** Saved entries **
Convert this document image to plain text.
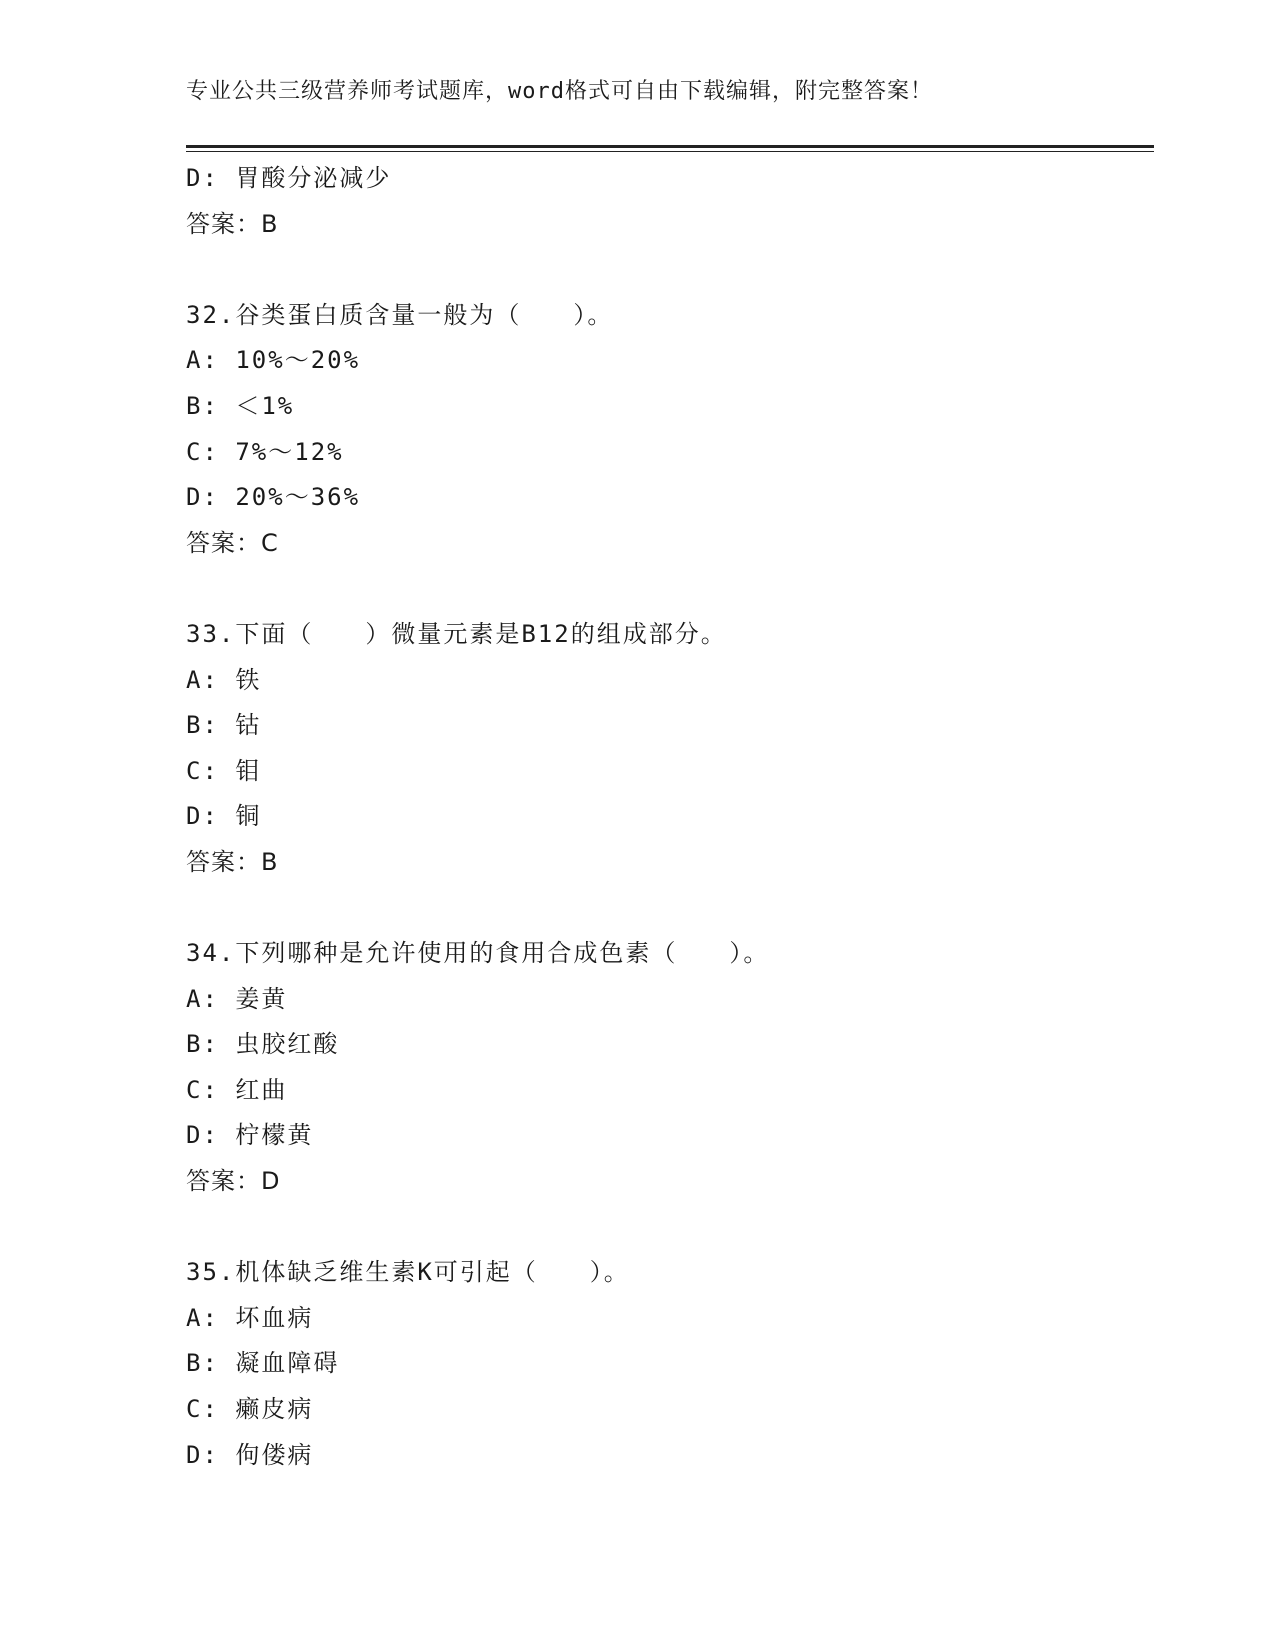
专业公共三级营养师考试题库，word格式可自由下载编辑，附完整答案！
D: 胃酸分泌减少
答案：B
32.谷类蛋白质含量一般为（　　）。
A: 10%～20%
B: ＜1%
C: 7%～12%
D: 20%～36%
答案：C
33.下面（　　）微量元素是B12的组成部分。
A: 铁
B: 钴
C: 钼
D: 铜
答案：B
34.下列哪种是允许使用的食用合成色素（　　）。
A: 姜黄
B: 虫胶红酸
C: 红曲
D: 柠檬黄
答案：D
35.机体缺乏维生素K可引起（　　）。
A: 坏血病
B: 凝血障碍
C: 癞皮病
D: 佝偻病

** Challenge **
Leave out all images, then reproduce the entries above exactly.

** Output for this task **
Convert this document image to plain text.
专业公共三级营养师考试题库，word格式可自由下载编辑，附完整答案！
D: 胃酸分泌减少
答案：B
32.谷类蛋白质含量一般为（　　）。
A: 10%～20%
B: ＜1%
C: 7%～12%
D: 20%～36%
答案：C
33.下面（　　）微量元素是B12的组成部分。
A: 铁
B: 钴
C: 钼
D: 铜
答案：B
34.下列哪种是允许使用的食用合成色素（　　）。
A: 姜黄
B: 虫胶红酸
C: 红曲
D: 柠檬黄
答案：D
35.机体缺乏维生素K可引起（　　）。
A: 坏血病
B: 凝血障碍
C: 癞皮病
D: 佝偻病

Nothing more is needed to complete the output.